:: Data to process ::

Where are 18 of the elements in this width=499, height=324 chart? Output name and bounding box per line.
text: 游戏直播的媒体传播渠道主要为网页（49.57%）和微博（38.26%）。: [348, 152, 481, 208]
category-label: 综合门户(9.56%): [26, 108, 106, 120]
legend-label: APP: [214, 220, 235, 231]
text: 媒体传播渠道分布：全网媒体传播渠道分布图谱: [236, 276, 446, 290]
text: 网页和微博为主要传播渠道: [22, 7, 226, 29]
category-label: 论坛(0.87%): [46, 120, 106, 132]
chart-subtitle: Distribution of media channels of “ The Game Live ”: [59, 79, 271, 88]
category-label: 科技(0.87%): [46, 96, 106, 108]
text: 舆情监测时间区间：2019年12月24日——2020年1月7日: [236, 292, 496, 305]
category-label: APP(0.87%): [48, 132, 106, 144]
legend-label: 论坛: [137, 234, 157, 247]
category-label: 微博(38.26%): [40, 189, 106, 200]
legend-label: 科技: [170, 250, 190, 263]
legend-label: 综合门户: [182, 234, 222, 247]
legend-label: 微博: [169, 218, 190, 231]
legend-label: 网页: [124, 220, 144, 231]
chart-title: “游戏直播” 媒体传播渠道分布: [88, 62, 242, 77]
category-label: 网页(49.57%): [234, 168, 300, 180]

:::

What is needed: Please rewrite all the lines above as a numbered list, leaving out any blank lines.

Written solution:
1. Where are 18 of the elements in this width=499, height=324 chart? Output name and bounding box per line.
2. text: 游戏直播的媒体传播渠道主要为网页（49.57%）和微博（38.26%）。: [348, 152, 481, 208]
3. category-label: 综合门户(9.56%): [26, 108, 106, 120]
4. legend-label: APP: [214, 220, 235, 231]
5. text: 媒体传播渠道分布：全网媒体传播渠道分布图谱: [236, 276, 446, 290]
6. text: 网页和微博为主要传播渠道: [22, 7, 226, 29]
7. category-label: 论坛(0.87%): [46, 120, 106, 132]
8. chart-subtitle: Distribution of media channels of “ The Game Live ”: [59, 79, 271, 88]
9. category-label: 科技(0.87%): [46, 96, 106, 108]
10. text: 舆情监测时间区间：2019年12月24日——2020年1月7日: [236, 292, 496, 305]
11. category-label: APP(0.87%): [48, 132, 106, 144]
12. legend-label: 论坛: [137, 234, 157, 247]
13. category-label: 微博(38.26%): [40, 189, 106, 200]
14. legend-label: 科技: [170, 250, 190, 263]
15. legend-label: 综合门户: [182, 234, 222, 247]
16. legend-label: 微博: [169, 218, 190, 231]
17. legend-label: 网页: [124, 220, 144, 231]
18. chart-title: “游戏直播” 媒体传播渠道分布: [88, 62, 242, 77]
19. category-label: 网页(49.57%): [234, 168, 300, 180]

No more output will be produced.